▶ [DESCRIPTION OF THE TASK] Present the following data again exactly as it is shown.

▶ [DATA FOR THIS TASK]
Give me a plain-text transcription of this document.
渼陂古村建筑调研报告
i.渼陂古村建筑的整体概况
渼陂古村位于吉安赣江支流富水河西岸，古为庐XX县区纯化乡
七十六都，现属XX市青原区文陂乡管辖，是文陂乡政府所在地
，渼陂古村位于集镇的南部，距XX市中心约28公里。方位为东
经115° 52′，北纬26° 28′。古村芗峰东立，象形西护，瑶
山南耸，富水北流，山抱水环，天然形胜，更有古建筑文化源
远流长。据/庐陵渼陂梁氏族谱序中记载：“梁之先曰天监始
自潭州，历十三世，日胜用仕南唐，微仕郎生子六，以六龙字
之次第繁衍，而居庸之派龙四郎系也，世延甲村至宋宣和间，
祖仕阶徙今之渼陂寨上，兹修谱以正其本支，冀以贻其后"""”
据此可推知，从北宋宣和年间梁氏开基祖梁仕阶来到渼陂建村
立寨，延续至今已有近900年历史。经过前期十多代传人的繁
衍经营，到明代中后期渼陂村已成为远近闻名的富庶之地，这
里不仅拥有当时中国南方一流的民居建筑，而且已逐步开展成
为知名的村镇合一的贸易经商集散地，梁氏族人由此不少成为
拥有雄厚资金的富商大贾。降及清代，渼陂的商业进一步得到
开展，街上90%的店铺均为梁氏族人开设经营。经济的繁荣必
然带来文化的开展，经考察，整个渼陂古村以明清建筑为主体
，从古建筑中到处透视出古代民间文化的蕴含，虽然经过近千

▶ [THE RESPONSE]
Give me a plain-text transcription of this document.
渼陂古村建筑调研报告
i.渼陂古村建筑的整体概况
渼陂古村位于吉安赣江支流富水河西岸，古为庐XX县区纯化乡
七十六都，现属XX市青原区文陂乡管辖，是文陂乡政府所在地
，渼陂古村位于集镇的南部，距XX市中心约28公里。方位为东
经115° 52′，北纬26° 28′。古村芗峰东立，象形西护，瑶
山南耸，富水北流，山抱水环，天然形胜，更有古建筑文化源
远流长。据/庐陵渼陂梁氏族谱序中记载：“梁之先曰天监始
自潭州，历十三世，日胜用仕南唐，微仕郎生子六，以六龙字
之次第繁衍，而居庸之派龙四郎系也，世延甲村至宋宣和间，
祖仕阶徙今之渼陂寨上，兹修谱以正其本支，冀以贻其后"""”
据此可推知，从北宋宣和年间梁氏开基祖梁仕阶来到渼陂建村
立寨，延续至今已有近900年历史。经过前期十多代传人的繁
衍经营，到明代中后期渼陂村已成为远近闻名的富庶之地，这
里不仅拥有当时中国南方一流的民居建筑，而且已逐步开展成
为知名的村镇合一的贸易经商集散地，梁氏族人由此不少成为
拥有雄厚资金的富商大贾。降及清代，渼陂的商业进一步得到
开展，街上90%的店铺均为梁氏族人开设经营。经济的繁荣必
然带来文化的开展，经考察，整个渼陂古村以明清建筑为主体
，从古建筑中到处透视出古代民间文化的蕴含，虽然经过近千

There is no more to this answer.